## Records provided
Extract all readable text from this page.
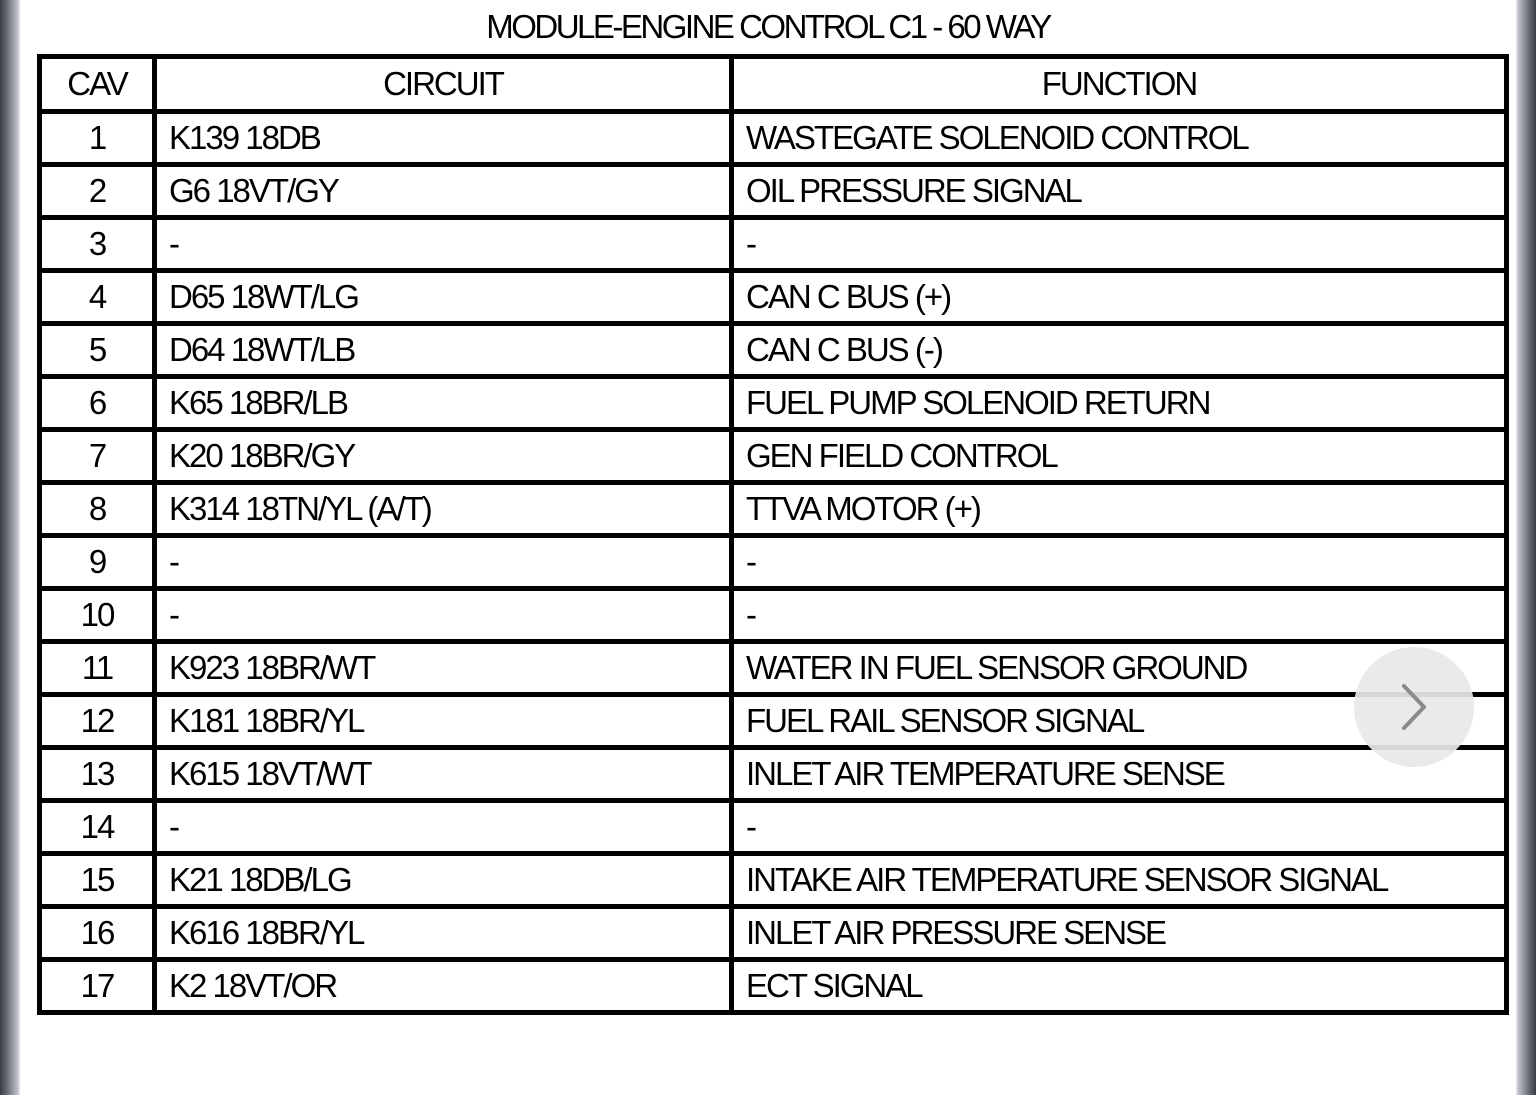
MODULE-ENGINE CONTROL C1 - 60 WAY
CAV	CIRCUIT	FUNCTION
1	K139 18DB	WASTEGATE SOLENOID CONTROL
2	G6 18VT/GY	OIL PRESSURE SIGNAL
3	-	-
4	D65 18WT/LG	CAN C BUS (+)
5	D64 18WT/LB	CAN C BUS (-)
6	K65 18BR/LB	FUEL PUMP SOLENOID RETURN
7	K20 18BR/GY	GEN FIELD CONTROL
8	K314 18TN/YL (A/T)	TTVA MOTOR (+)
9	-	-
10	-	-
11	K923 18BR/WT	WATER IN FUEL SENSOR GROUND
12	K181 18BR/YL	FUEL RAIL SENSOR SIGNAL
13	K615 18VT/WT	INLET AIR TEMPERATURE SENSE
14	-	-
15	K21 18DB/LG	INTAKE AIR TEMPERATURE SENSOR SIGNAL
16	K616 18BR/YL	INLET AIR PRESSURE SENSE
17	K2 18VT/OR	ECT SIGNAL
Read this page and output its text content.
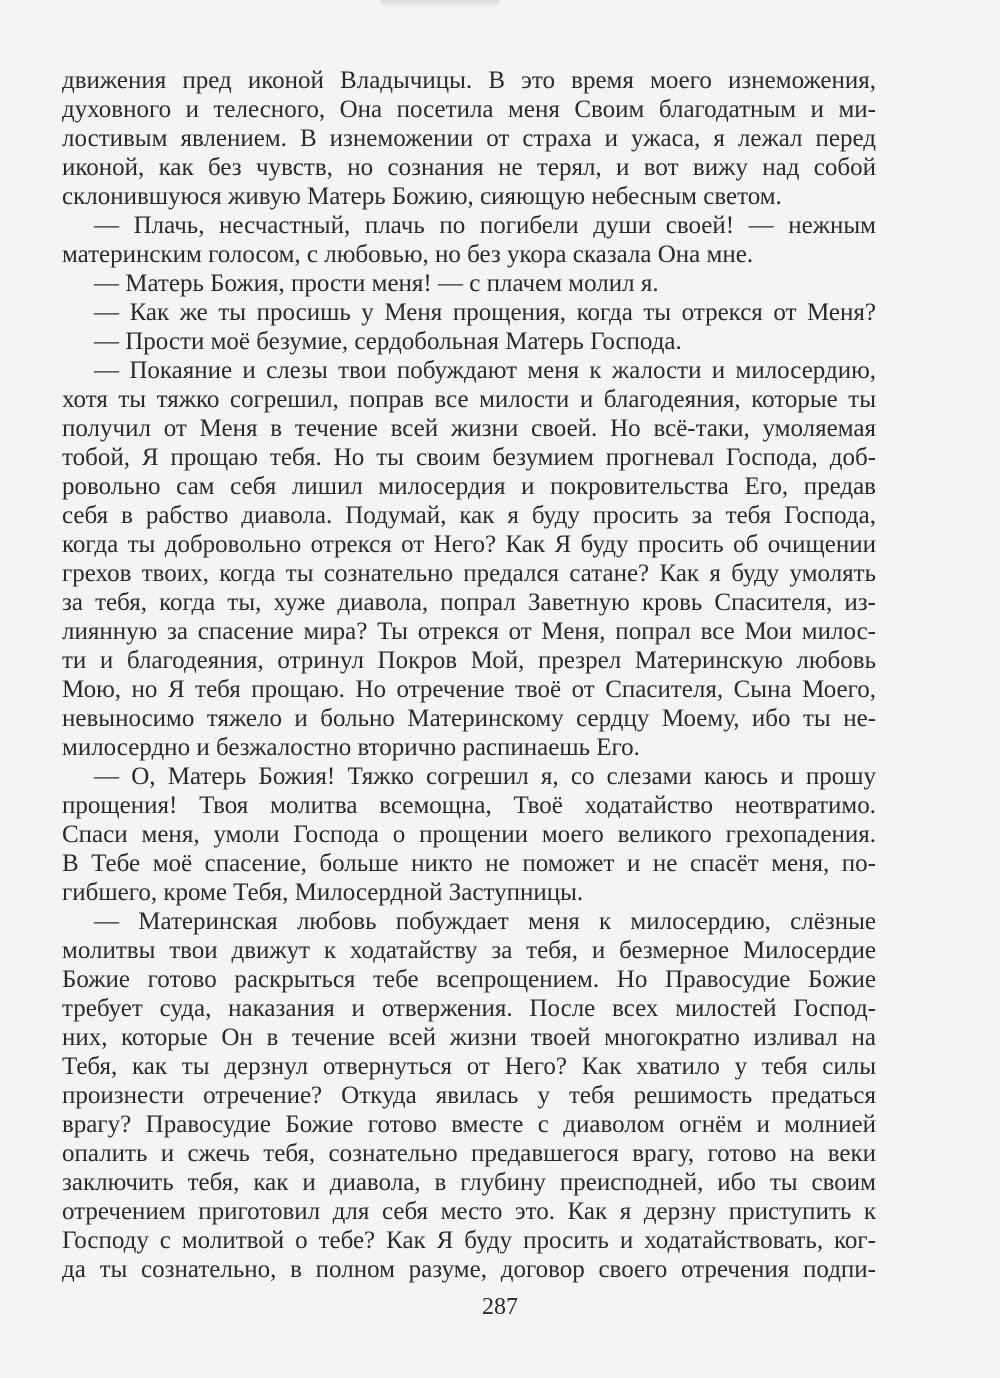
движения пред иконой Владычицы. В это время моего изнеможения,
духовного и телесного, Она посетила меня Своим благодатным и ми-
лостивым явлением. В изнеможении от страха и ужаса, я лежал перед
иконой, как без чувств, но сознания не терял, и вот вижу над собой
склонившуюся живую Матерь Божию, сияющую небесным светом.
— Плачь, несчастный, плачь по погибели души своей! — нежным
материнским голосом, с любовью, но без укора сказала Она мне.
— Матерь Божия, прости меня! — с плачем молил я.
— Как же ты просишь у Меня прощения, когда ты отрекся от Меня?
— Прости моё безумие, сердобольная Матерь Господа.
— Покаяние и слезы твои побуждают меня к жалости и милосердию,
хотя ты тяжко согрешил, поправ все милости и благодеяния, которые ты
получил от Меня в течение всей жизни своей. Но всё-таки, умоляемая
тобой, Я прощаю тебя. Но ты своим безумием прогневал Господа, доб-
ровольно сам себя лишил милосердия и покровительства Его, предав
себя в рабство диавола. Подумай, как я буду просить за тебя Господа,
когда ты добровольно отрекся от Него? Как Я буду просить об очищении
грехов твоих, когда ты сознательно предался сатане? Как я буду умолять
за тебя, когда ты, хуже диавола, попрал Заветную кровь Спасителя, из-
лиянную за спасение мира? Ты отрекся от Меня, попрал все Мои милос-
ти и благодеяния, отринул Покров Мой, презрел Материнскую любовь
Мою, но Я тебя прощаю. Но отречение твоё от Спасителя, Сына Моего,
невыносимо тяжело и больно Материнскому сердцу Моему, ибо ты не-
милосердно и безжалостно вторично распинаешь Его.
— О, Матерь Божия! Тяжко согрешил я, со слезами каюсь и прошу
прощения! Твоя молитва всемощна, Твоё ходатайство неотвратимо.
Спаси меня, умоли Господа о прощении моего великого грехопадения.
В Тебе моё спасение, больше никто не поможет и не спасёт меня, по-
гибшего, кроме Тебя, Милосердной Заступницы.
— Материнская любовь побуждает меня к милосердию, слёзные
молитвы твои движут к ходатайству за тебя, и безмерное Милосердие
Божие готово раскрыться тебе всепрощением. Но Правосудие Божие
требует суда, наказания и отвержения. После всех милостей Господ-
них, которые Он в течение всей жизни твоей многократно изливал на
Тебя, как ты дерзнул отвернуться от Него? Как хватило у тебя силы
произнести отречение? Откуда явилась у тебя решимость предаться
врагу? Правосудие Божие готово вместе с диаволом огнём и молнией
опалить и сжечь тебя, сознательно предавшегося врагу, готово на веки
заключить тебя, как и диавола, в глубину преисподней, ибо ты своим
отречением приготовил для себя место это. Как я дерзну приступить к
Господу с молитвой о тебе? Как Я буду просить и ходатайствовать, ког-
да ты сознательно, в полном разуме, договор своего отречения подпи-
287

## Objective
Every entry must be reproduced exactly, with the images left out.

## Result of the exercise
Extract all readable text from this page.
MODULE-ENGINE CONTROL C1 - 60 WAY
CAV	CIRCUIT	FUNCTION
1	K139 18DB	WASTEGATE SOLENOID CONTROL
2	G6 18VT/GY	OIL PRESSURE SIGNAL
3	-	-
4	D65 18WT/LG	CAN C BUS (+)
5	D64 18WT/LB	CAN C BUS (-)
6	K65 18BR/LB	FUEL PUMP SOLENOID RETURN
7	K20 18BR/GY	GEN FIELD CONTROL
8	K314 18TN/YL (A/T)	TTVA MOTOR (+)
9	-	-
10	-	-
11	K923 18BR/WT	WATER IN FUEL SENSOR GROUND
12	K181 18BR/YL	FUEL RAIL SENSOR SIGNAL
13	K615 18VT/WT	INLET AIR TEMPERATURE SENSE
14	-	-
15	K21 18DB/LG	INTAKE AIR TEMPERATURE SENSOR SIGNAL
16	K616 18BR/YL	INLET AIR PRESSURE SENSE
17	K2 18VT/OR	ECT SIGNAL
Read this page and output its text content.
движения пред иконой Владычицы. В это время моего изнеможения,
духовного и телесного, Она посетила меня Своим благодатным и ми-
лостивым явлением. В изнеможении от страха и ужаса, я лежал перед
иконой, как без чувств, но сознания не терял, и вот вижу над собой
склонившуюся живую Матерь Божию, сияющую небесным светом.
— Плачь, несчастный, плачь по погибели души своей! — нежным
материнским голосом, с любовью, но без укора сказала Она мне.
— Матерь Божия, прости меня! — с плачем молил я.
— Как же ты просишь у Меня прощения, когда ты отрекся от Меня?
— Прости моё безумие, сердобольная Матерь Господа.
— Покаяние и слезы твои побуждают меня к жалости и милосердию,
хотя ты тяжко согрешил, поправ все милости и благодеяния, которые ты
получил от Меня в течение всей жизни своей. Но всё-таки, умоляемая
тобой, Я прощаю тебя. Но ты своим безумием прогневал Господа, доб-
ровольно сам себя лишил милосердия и покровительства Его, предав
себя в рабство диавола. Подумай, как я буду просить за тебя Господа,
когда ты добровольно отрекся от Него? Как Я буду просить об очищении
грехов твоих, когда ты сознательно предался сатане? Как я буду умолять
за тебя, когда ты, хуже диавола, попрал Заветную кровь Спасителя, из-
лиянную за спасение мира? Ты отрекся от Меня, попрал все Мои милос-
ти и благодеяния, отринул Покров Мой, презрел Материнскую любовь
Мою, но Я тебя прощаю. Но отречение твоё от Спасителя, Сына Моего,
невыносимо тяжело и больно Материнскому сердцу Моему, ибо ты не-
милосердно и безжалостно вторично распинаешь Его.
— О, Матерь Божия! Тяжко согрешил я, со слезами каюсь и прошу
прощения! Твоя молитва всемощна, Твоё ходатайство неотвратимо.
Спаси меня, умоли Господа о прощении моего великого грехопадения.
В Тебе моё спасение, больше никто не поможет и не спасёт меня, по-
гибшего, кроме Тебя, Милосердной Заступницы.
— Материнская любовь побуждает меня к милосердию, слёзные
молитвы твои движут к ходатайству за тебя, и безмерное Милосердие
Божие готово раскрыться тебе всепрощением. Но Правосудие Божие
требует суда, наказания и отвержения. После всех милостей Господ-
них, которые Он в течение всей жизни твоей многократно изливал на
Тебя, как ты дерзнул отвернуться от Него? Как хватило у тебя силы
произнести отречение? Откуда явилась у тебя решимость предаться
врагу? Правосудие Божие готово вместе с диаволом огнём и молнией
опалить и сжечь тебя, сознательно предавшегося врагу, готово на веки
заключить тебя, как и диавола, в глубину преисподней, ибо ты своим
отречением приготовил для себя место это. Как я дерзну приступить к
Господу с молитвой о тебе? Как Я буду просить и ходатайствовать, ког-
да ты сознательно, в полном разуме, договор своего отречения подпи-
287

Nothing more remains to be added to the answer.